(A run of records)
____________________

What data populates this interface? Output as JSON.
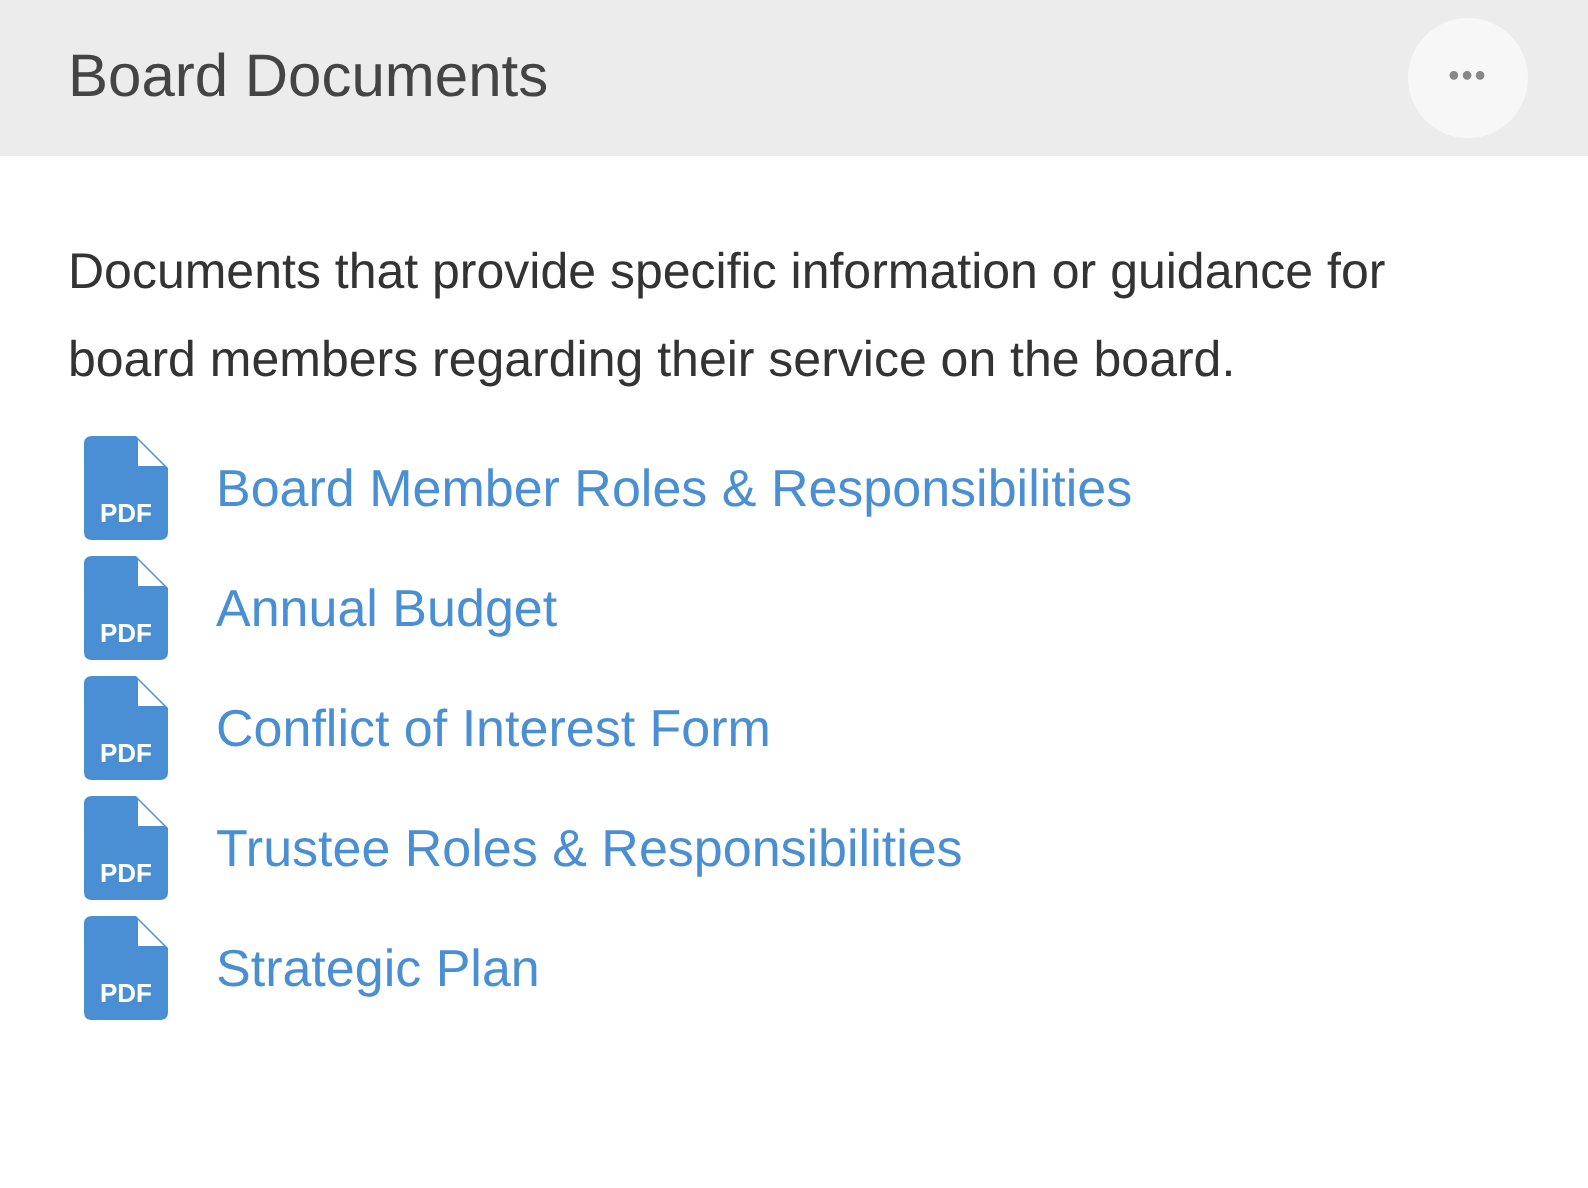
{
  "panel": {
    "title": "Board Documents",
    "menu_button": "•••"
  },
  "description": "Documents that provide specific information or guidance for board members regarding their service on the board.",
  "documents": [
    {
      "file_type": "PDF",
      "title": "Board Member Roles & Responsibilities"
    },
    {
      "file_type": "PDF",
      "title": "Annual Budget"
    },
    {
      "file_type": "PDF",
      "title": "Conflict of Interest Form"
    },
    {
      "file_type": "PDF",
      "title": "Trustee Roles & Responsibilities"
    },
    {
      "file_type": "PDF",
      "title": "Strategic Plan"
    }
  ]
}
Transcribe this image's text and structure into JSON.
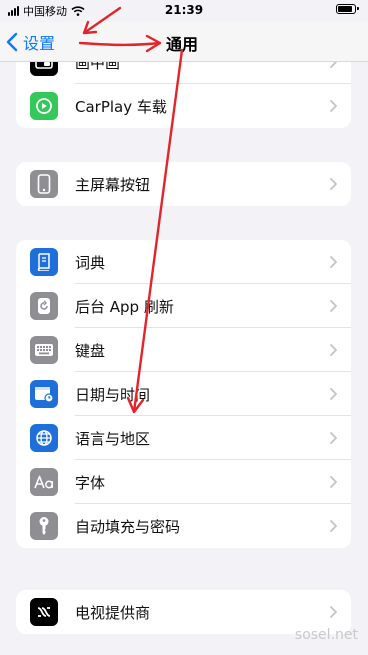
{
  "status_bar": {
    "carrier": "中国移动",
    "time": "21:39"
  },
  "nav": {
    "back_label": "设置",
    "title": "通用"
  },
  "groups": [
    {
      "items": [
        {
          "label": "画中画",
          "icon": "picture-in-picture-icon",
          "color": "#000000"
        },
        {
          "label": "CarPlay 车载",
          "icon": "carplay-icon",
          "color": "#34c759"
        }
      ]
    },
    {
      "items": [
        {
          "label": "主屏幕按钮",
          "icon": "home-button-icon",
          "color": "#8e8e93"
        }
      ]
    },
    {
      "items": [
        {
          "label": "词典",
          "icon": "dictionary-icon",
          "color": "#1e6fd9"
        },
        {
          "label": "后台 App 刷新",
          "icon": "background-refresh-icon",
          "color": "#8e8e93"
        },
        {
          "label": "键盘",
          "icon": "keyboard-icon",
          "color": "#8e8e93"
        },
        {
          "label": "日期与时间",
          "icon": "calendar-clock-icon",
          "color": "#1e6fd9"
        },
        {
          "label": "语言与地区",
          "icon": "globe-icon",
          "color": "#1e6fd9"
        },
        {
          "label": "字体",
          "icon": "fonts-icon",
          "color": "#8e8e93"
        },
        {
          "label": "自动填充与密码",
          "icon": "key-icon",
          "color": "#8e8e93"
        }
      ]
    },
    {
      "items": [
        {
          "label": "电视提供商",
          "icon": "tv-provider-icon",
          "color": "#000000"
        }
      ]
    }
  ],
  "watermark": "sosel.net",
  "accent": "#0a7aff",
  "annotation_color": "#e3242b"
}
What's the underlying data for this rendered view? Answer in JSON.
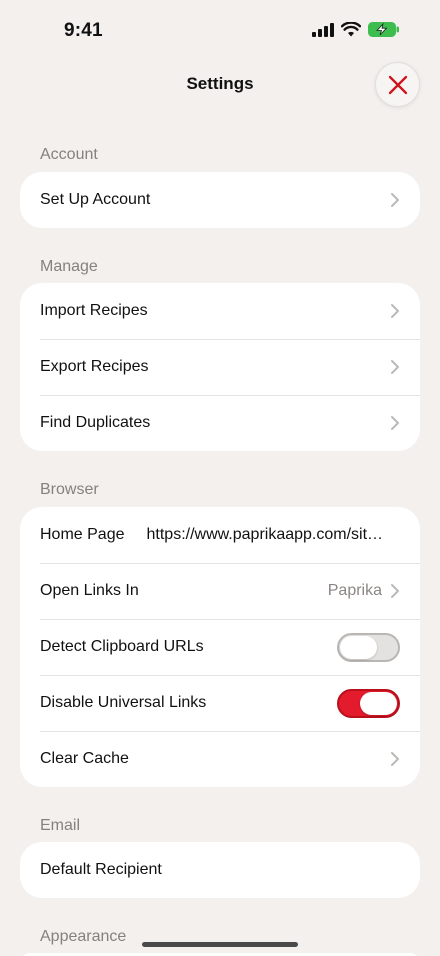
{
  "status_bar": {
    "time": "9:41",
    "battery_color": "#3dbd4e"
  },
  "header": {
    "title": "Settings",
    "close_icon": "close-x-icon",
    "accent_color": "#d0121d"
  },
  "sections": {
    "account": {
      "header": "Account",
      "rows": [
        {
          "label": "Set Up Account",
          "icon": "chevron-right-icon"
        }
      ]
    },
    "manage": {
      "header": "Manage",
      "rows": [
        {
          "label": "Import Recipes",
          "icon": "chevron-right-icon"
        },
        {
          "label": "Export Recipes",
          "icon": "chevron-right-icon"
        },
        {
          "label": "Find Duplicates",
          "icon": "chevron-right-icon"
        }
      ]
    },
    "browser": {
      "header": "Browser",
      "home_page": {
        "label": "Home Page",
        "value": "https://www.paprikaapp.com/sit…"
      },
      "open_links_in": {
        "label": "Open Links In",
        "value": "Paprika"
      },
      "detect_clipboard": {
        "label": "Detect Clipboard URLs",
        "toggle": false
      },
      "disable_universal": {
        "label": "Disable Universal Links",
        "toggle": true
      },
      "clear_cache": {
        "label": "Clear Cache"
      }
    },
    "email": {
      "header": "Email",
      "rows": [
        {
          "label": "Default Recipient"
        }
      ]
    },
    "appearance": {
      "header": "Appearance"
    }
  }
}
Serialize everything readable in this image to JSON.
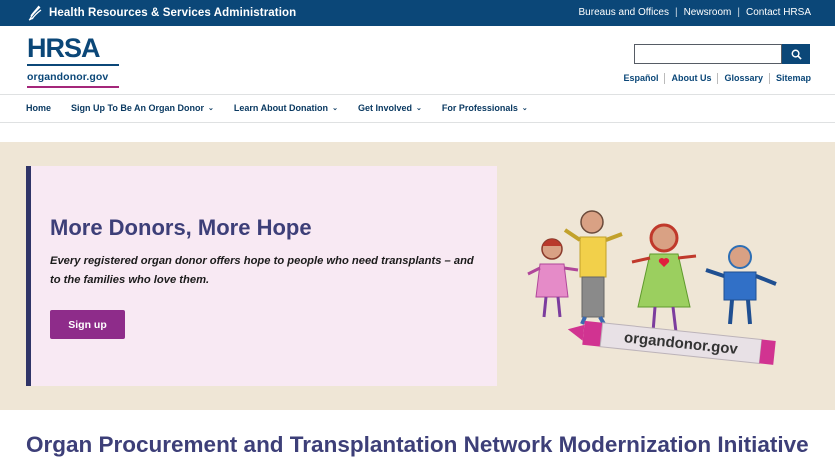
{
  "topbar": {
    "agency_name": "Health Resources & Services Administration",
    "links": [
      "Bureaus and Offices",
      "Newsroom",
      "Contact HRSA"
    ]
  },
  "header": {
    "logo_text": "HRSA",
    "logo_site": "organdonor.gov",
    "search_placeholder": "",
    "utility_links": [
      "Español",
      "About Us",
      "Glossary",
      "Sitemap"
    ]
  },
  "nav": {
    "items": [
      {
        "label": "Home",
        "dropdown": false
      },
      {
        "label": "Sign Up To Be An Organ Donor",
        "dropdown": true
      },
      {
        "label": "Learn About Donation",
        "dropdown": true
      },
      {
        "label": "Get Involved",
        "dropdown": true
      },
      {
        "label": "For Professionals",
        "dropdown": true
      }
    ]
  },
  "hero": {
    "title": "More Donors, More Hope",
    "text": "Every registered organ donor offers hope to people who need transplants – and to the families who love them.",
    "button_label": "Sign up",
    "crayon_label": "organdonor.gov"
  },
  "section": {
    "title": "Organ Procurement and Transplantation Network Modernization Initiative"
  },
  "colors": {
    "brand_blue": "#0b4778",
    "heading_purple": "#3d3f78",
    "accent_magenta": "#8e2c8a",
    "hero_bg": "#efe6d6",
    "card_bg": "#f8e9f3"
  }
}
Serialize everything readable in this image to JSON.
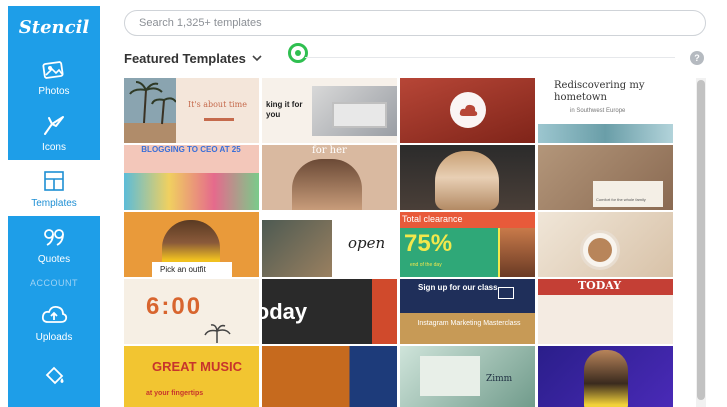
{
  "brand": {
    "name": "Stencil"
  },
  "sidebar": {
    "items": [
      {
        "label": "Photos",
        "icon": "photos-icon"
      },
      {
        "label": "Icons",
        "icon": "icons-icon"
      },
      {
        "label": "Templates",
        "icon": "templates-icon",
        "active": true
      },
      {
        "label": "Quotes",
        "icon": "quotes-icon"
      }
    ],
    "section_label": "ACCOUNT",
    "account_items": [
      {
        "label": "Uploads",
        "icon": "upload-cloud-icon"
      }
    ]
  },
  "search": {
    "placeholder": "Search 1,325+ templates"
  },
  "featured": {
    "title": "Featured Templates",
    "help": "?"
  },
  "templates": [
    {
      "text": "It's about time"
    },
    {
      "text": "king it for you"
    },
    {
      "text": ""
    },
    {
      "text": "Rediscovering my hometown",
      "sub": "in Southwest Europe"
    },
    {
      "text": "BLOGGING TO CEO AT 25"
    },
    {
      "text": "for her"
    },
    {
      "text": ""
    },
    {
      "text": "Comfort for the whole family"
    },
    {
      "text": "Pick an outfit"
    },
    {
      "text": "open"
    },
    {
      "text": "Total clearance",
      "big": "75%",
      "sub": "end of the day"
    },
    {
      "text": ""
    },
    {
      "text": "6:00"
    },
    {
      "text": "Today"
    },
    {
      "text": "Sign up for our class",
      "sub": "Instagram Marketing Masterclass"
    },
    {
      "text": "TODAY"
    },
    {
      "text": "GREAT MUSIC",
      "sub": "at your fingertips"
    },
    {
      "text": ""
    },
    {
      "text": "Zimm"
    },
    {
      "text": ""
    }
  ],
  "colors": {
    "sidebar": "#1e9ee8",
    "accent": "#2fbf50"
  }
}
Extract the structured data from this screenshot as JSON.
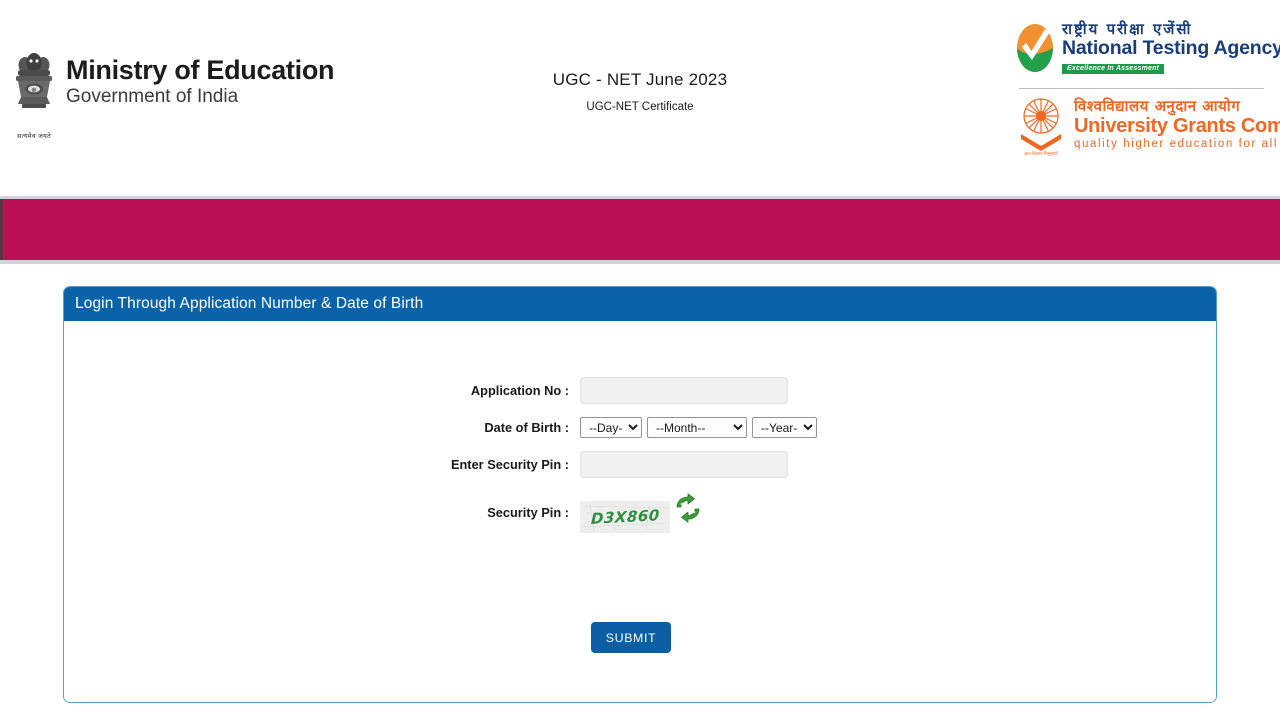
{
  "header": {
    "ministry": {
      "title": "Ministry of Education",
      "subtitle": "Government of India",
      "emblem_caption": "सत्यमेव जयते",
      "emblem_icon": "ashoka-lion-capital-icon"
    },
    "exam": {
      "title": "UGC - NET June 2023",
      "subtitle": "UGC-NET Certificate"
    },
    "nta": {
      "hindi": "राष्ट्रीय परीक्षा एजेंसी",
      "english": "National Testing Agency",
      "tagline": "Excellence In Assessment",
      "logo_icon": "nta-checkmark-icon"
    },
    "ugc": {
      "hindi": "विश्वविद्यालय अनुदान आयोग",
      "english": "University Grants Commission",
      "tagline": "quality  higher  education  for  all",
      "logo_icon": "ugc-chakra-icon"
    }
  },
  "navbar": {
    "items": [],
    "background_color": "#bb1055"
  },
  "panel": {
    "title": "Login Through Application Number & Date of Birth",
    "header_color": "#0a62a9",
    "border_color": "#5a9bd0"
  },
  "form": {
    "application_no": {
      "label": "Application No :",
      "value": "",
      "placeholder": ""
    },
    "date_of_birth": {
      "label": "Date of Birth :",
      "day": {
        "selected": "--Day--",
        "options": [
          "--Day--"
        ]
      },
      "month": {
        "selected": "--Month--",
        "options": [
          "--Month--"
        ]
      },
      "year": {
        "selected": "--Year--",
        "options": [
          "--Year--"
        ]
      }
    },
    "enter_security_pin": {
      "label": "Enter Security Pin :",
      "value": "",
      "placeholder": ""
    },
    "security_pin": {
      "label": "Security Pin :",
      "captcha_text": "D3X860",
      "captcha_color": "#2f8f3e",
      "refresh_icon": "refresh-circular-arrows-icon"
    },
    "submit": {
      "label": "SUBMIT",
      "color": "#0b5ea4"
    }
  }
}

____________________

*EXERCISE GOAL*
Among the records above, find each line holding the string "data" and pull it out.

*RESPONSE TO THIS EXERCISE*
What data populates this interface? Output as JSON.
What's the underlying data for this rendered view? Answer in JSON.
Extract the structured data from this screenshot as JSON.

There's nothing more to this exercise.